** START DOCUMENT EXCERPT **
Pleased to report, this time around, my efforts met with much greater appreciation and the picture above is of four of the wines I selected.

It’s been a couple of cold weeks spent in Boulder – temperatures frequently in the low teens. Looking out onto the landscape with nightfall approaching, the thermometer only managed to climb up to 14 degrees. And that’s a Fahrenheit reading! So much of the time has been spent indoors, reading, catching a few headlines, and just generally trying to stay on top of things. My clients are gradually making it back into their offices and so I am not anticipating I will be enjoying this luxury for very much longer.

In the lead up to the holiday season I worked on a feature story for the next issue of The Connection. Selecting the topic, Manageability, gave me the opportunity to once again revisit former good times working at Tandem Computers. Many of the friends I had at those times are now actively engaged in their own businesses and the fact that many of them have struck deals with HP NonStop Enterprise Division (NED) speaks volumes about how well they have addressed the needs of the NonStop community.

After all, the highly visible aspect of the NonStop server’s minimal demands on oversight personal continue to allow it to enjoy a significant cost of ownership discount, much envied by other platforms.

None of this could have happened, mind you, without NED product management assembling roadmaps identifying user requirements that gives them the requisite “feature boxes” with which to approach vendors in the manageability marketplace. Not that that’s their sole purpose, as none of us can deny how popular roadmap presentations prove to be at any user event supported by HP NED!

They continue to be the only opportunity we have to get the inside scoop on where products are headed.

Or may be headed, at least! It often comes across a little idealistic and with fingers crossed, but for the most part, the years have proved kind to those who have worked on roadmaps within HP NED. Tracking the Intel roadmap, for instance, has certainly clarified where the hardware is headed.

No NonStop customer who recalls the prices for former Tandem Computers VLX and Cyclone systems will begrudge the enormous price performance gains achievable with today’s modern NonStop platforms.

Perhaps it’s the cold, or perhaps it’s just the general trappings of winter that I have to accommodate at this time of year. I’m reluctant to leave the house and I am avoiding running errands of any sort unless it’s absolutely necessary. With snow laying everywhere and the thermometer continuing to fall, I am beginning to wonder whether worrying about what’s coming in three years’ time is really worth the effort!

Roadmaps are never set in concrete and as those in the NonStop community, with many years of experience behind them, know all too well, rarely prove infallible. So much can change, and so quickly. As I have observed in other posts, who could have guessed how successful the iPhone would have become, let alone the iPad! Mobility has now having the biggest impact on all vendors’ roadmaps, and these devices weren’t even around a short time ago.

For those of us in America, it’s been hard to escape the hoopla surrounding this year’s Consumer Electronics Show in Las Vegas. It’s perhaps the worst kept secret that shortly, Verizon will begin to sell Apple’s iPhone. Indeed, as you read this post, it may have already happen.
** END DOCUMENT EXCERPT **
**EXERCISE INSTRUCTIONS:**
a. In the blog post, what was the highest reading the thermometer reached as nightfall approached?
b. Rewrite the blog post's passage between "For those of" and "have already happen.", inclusive, updating "Verizon" to "AT&T".
You won't need the material after this point.
** START MATERIAL **
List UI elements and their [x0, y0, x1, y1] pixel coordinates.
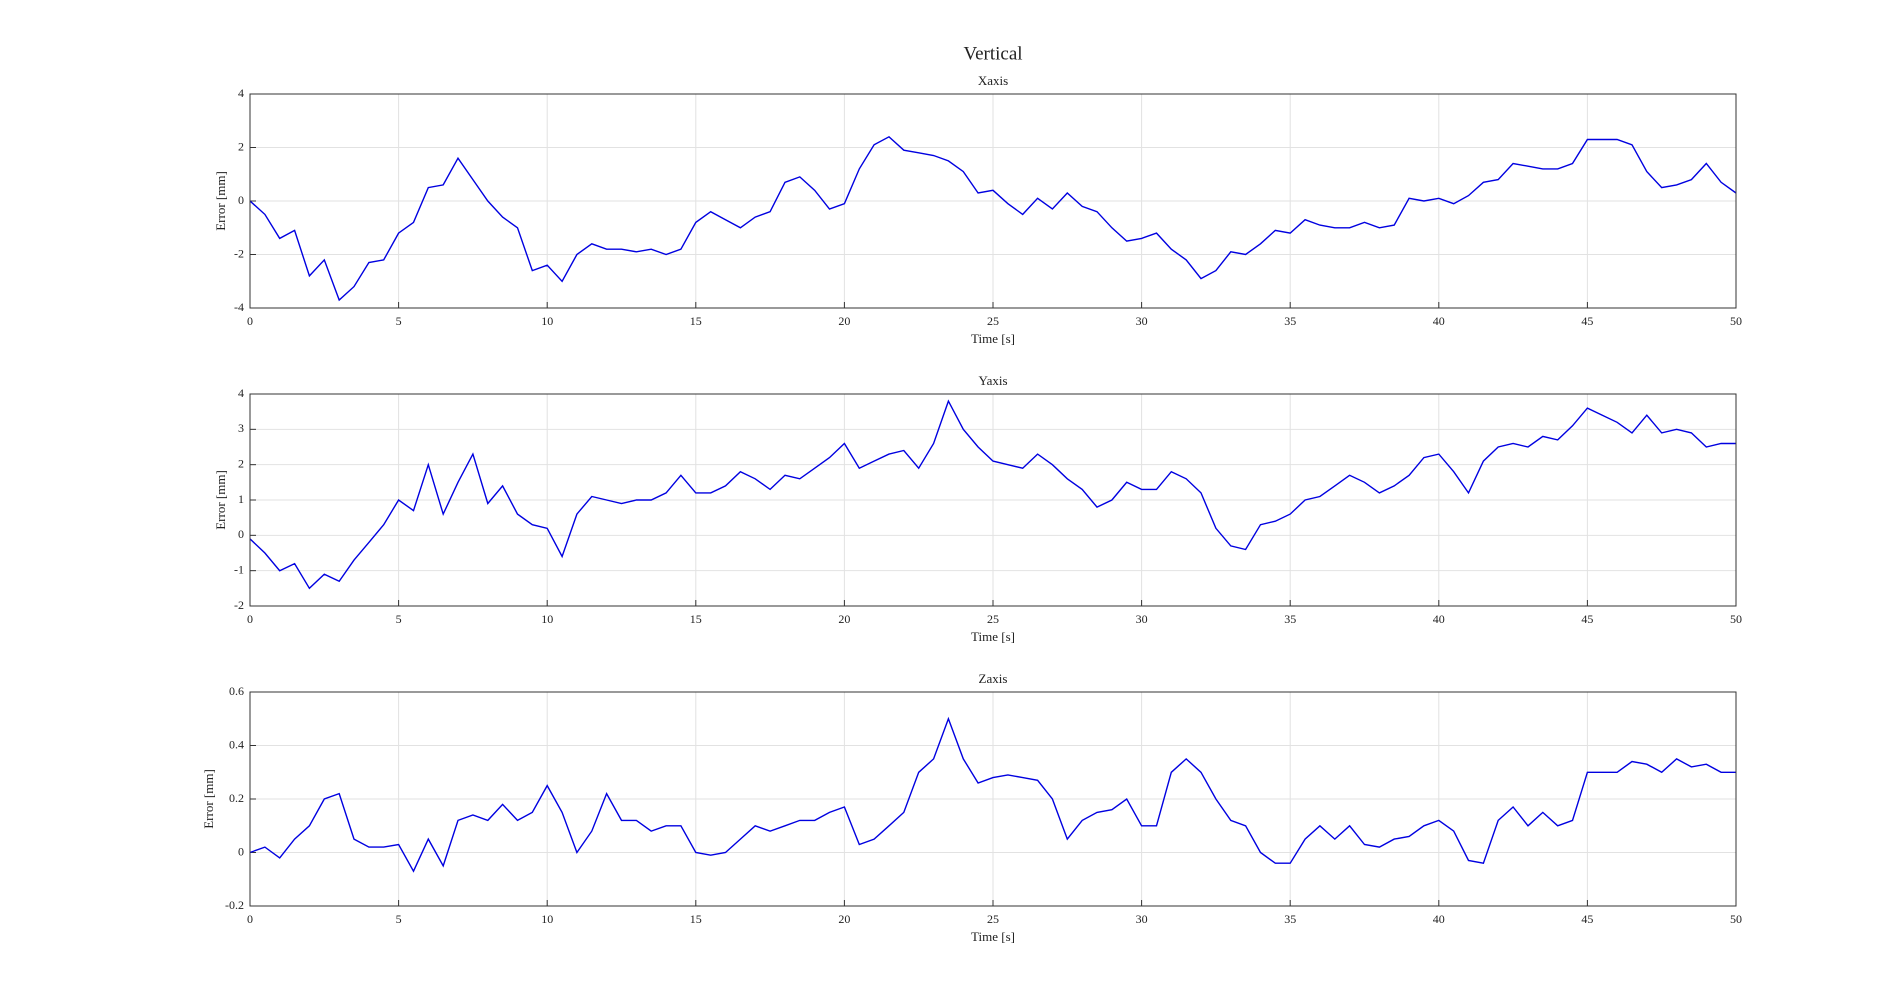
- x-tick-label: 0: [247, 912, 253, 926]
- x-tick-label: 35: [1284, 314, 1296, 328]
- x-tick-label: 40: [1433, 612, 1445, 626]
** END MATERIAL **
**ANSWERS BELOW:**
a. 14 degrees Fahrenheit.

b.
For those of us in America, it’s been hard to escape the hoopla surrounding this year’s Consumer Electronics Show in Las Vegas. It’s perhaps the worst kept secret that shortly, AT&T will begin to sell Apple’s iPhone. Indeed, as you read this post, it may have already happen.